#### RAW DATA ####
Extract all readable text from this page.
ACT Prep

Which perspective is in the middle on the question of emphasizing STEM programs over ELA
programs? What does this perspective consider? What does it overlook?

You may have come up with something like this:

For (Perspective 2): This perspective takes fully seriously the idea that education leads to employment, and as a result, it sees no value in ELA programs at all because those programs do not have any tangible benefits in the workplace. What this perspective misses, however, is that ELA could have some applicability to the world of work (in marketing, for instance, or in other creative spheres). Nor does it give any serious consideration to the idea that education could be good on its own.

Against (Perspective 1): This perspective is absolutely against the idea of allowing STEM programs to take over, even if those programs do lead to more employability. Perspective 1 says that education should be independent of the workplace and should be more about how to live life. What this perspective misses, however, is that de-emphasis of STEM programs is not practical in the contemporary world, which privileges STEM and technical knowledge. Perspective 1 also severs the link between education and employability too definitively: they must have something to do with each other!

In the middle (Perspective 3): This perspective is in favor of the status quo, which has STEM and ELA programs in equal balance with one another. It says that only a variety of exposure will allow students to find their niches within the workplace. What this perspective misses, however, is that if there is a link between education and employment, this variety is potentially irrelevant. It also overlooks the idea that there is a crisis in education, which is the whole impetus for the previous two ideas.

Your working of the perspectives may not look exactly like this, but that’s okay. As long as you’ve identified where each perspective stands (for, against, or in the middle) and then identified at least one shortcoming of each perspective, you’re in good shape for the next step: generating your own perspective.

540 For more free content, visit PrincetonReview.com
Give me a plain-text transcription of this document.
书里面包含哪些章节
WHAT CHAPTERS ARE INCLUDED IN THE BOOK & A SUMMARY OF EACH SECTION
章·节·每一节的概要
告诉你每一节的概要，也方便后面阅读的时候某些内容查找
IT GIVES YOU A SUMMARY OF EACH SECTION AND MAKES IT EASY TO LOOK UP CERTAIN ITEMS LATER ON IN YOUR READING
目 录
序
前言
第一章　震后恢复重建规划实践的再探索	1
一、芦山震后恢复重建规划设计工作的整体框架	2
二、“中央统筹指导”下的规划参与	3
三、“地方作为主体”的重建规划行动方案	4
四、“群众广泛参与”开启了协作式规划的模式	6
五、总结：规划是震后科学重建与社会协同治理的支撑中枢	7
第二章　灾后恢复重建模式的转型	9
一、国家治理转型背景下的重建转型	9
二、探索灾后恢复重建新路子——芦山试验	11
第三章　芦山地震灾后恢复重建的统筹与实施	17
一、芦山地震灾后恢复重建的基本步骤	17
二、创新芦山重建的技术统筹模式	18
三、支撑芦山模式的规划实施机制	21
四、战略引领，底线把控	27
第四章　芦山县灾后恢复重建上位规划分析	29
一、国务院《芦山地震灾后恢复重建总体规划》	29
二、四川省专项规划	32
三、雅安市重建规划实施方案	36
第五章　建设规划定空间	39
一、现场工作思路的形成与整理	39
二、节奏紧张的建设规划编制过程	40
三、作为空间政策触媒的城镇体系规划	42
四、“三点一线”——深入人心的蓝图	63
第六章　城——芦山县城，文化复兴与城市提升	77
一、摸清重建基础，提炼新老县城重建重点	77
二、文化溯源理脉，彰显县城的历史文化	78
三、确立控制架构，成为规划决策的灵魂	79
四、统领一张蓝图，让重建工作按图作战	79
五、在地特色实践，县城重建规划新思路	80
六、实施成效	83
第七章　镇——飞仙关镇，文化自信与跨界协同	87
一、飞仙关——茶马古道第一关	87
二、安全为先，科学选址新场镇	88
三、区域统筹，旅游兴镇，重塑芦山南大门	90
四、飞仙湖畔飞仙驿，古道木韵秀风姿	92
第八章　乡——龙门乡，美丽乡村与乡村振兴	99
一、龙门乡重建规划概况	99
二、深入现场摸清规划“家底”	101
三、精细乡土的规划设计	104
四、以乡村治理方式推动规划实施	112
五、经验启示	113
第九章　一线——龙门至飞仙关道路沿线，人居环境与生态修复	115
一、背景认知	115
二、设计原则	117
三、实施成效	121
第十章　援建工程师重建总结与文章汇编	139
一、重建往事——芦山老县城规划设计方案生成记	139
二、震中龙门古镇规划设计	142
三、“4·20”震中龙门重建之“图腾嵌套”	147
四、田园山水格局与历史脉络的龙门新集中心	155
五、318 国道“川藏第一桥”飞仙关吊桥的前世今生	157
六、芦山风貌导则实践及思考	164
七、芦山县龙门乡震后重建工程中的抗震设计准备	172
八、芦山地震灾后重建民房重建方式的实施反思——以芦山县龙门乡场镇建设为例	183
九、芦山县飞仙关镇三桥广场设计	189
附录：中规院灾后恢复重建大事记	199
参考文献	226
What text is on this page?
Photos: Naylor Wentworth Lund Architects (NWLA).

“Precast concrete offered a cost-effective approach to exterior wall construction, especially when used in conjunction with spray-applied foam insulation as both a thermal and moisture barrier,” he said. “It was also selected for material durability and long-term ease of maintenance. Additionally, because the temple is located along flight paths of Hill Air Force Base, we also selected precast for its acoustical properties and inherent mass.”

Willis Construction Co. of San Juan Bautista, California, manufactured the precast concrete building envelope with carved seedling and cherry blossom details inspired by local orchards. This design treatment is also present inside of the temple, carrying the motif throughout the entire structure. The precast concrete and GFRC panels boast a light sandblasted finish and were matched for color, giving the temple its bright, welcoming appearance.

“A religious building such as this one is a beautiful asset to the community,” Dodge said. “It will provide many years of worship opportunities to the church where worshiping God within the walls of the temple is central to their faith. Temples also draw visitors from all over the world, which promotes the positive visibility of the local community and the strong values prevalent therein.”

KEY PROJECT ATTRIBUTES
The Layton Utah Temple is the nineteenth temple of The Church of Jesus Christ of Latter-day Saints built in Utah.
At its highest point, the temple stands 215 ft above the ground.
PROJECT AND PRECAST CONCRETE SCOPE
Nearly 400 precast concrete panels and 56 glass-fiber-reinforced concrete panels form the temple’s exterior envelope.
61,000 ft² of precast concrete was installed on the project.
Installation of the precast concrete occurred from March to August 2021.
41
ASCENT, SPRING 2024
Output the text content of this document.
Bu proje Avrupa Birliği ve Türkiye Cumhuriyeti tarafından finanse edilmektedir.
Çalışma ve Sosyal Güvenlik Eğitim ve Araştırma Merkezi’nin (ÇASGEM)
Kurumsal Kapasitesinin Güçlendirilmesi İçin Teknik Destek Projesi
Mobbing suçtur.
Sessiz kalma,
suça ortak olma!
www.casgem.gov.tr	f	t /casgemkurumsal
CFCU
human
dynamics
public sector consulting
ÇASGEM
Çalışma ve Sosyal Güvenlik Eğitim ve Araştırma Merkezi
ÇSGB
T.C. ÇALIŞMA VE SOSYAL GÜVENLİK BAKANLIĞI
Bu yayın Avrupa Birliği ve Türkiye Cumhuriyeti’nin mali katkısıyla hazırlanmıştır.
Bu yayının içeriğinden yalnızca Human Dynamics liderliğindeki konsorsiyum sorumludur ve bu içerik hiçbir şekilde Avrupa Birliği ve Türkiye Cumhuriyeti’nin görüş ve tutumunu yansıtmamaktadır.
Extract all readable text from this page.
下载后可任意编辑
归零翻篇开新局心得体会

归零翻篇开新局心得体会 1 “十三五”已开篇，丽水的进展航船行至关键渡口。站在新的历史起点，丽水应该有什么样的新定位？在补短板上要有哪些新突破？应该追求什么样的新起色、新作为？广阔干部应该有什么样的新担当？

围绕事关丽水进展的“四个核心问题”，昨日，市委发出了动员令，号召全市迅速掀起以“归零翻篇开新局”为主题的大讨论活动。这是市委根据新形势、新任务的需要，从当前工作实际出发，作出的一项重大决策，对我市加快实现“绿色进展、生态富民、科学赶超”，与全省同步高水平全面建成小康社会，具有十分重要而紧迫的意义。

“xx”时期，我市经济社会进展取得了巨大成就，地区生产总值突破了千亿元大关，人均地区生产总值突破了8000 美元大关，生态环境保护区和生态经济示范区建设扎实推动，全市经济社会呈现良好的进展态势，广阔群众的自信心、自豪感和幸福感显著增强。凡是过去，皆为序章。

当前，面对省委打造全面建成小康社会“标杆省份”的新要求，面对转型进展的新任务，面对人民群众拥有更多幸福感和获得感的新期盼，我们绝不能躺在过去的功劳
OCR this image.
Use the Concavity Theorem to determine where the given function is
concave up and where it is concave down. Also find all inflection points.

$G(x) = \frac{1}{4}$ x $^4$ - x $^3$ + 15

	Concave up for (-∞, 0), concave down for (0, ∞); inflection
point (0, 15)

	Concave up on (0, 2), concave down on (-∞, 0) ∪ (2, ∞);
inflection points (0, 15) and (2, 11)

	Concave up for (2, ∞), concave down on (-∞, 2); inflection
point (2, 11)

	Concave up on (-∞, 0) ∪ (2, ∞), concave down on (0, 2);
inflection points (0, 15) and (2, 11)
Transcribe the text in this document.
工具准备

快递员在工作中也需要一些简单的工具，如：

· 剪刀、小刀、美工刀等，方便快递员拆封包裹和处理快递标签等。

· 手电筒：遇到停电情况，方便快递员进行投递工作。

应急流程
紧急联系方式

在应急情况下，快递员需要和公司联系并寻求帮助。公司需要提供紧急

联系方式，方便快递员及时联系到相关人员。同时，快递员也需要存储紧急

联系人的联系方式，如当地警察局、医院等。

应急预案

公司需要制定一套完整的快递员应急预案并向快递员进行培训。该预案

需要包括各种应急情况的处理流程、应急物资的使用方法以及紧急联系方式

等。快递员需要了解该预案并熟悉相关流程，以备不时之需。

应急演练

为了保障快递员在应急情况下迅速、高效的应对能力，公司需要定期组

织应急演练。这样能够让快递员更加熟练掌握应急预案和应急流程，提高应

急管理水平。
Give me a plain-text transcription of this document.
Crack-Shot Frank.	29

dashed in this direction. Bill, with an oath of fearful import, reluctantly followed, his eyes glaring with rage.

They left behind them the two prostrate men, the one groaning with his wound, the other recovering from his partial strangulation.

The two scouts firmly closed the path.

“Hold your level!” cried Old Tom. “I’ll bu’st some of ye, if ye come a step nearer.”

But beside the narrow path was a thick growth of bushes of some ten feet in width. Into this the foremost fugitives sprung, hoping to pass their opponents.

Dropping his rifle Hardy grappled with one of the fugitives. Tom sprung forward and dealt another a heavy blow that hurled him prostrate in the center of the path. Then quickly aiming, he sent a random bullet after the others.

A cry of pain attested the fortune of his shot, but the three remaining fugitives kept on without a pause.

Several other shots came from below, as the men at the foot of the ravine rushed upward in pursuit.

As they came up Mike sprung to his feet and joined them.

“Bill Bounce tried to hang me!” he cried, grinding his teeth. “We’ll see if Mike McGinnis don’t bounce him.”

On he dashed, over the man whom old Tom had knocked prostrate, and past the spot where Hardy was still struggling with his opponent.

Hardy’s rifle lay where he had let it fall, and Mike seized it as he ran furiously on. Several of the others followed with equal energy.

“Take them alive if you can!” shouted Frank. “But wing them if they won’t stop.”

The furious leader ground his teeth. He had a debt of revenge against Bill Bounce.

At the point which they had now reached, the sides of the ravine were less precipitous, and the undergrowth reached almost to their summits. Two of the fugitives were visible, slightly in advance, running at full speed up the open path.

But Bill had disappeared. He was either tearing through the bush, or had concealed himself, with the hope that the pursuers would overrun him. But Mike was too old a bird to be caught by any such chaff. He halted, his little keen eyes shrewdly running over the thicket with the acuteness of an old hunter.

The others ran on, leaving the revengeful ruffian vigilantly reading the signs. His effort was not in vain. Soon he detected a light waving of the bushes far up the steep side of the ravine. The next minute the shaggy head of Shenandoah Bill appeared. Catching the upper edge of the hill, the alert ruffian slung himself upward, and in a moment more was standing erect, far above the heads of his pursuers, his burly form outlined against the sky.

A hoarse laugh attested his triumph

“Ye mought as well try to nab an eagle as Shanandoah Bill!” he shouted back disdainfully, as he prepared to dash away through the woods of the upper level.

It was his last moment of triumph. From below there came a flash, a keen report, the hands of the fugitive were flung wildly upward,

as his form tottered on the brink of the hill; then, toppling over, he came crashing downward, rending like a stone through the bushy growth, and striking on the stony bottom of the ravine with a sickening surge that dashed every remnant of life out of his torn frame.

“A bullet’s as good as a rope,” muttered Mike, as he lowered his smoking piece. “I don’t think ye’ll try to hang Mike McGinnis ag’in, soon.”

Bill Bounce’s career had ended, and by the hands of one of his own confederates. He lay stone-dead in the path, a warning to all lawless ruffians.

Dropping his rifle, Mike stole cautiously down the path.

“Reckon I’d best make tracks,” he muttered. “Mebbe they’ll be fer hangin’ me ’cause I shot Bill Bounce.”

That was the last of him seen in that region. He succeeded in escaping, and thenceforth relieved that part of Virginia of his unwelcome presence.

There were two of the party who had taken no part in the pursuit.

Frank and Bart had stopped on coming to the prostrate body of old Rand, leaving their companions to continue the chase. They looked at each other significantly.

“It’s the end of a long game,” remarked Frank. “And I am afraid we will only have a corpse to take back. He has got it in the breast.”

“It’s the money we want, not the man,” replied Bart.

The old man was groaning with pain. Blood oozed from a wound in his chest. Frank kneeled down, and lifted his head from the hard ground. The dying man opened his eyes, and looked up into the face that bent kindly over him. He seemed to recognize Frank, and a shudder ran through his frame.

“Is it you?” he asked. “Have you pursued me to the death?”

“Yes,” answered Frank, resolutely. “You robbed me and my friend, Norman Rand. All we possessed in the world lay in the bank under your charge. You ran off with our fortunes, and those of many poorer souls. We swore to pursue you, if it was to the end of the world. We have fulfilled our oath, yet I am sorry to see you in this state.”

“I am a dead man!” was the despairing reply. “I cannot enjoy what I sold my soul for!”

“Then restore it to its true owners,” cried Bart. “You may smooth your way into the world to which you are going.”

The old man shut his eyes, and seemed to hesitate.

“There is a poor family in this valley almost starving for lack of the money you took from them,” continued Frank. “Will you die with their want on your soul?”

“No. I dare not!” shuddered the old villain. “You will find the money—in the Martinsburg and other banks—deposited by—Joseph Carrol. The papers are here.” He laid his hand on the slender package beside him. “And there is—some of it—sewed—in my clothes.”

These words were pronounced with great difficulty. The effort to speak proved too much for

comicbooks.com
####
__DESCRIPTION OF THE TASK__. Identify and copy lines that hold the string "McGinnis".

__EXPECTED ANSWER__.
“Bill Bounce tried to hang me!” he cried, grinding his teeth. “We’ll see if Mike McGinnis don’t bounce him.”
“A bullet’s as good as a rope,” muttered Mike, as he lowered his smoking piece. “I don’t think ye’ll try to hang Mike McGinnis ag’in, soon.”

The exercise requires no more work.